--- Begin Material shown ---

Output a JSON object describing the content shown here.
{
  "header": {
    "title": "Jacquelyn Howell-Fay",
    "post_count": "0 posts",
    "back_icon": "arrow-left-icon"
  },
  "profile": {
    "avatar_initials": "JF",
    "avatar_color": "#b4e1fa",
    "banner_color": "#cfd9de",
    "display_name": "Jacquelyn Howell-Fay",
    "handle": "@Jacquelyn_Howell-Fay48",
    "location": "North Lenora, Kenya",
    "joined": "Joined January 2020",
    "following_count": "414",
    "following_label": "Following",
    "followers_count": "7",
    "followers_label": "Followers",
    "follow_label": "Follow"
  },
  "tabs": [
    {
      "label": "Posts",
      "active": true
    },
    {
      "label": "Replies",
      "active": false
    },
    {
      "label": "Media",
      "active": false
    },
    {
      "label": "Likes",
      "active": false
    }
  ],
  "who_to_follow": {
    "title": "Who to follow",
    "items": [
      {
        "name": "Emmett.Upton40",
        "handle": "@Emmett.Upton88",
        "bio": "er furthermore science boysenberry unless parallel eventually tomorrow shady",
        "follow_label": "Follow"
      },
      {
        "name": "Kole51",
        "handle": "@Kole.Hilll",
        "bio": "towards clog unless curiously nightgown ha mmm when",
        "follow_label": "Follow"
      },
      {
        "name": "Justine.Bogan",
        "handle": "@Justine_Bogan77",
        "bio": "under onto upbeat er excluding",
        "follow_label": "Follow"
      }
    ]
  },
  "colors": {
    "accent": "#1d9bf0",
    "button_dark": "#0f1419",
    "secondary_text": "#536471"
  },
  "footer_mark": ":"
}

--- End Material shown ---

▶ Given task:
Reproduce the full set of records precisely.

▶ Answer to the problem:
Output a JSON object describing the content shown here.
{
  "header": {
    "title": "Jacquelyn Howell-Fay",
    "post_count": "0 posts",
    "back_icon": "arrow-left-icon"
  },
  "profile": {
    "avatar_initials": "JF",
    "avatar_color": "#b4e1fa",
    "banner_color": "#cfd9de",
    "display_name": "Jacquelyn Howell-Fay",
    "handle": "@Jacquelyn_Howell-Fay48",
    "location": "North Lenora, Kenya",
    "joined": "Joined January 2020",
    "following_count": "414",
    "following_label": "Following",
    "followers_count": "7",
    "followers_label": "Followers",
    "follow_label": "Follow"
  },
  "tabs": [
    {
      "label": "Posts",
      "active": true
    },
    {
      "label": "Replies",
      "active": false
    },
    {
      "label": "Media",
      "active": false
    },
    {
      "label": "Likes",
      "active": false
    }
  ],
  "who_to_follow": {
    "title": "Who to follow",
    "items": [
      {
        "name": "Emmett.Upton40",
        "handle": "@Emmett.Upton88",
        "bio": "er furthermore science boysenberry unless parallel eventually tomorrow shady",
        "follow_label": "Follow"
      },
      {
        "name": "Kole51",
        "handle": "@Kole.Hilll",
        "bio": "towards clog unless curiously nightgown ha mmm when",
        "follow_label": "Follow"
      },
      {
        "name": "Justine.Bogan",
        "handle": "@Justine_Bogan77",
        "bio": "under onto upbeat er excluding",
        "follow_label": "Follow"
      }
    ]
  },
  "colors": {
    "accent": "#1d9bf0",
    "button_dark": "#0f1419",
    "secondary_text": "#536471"
  },
  "footer_mark": ":"
}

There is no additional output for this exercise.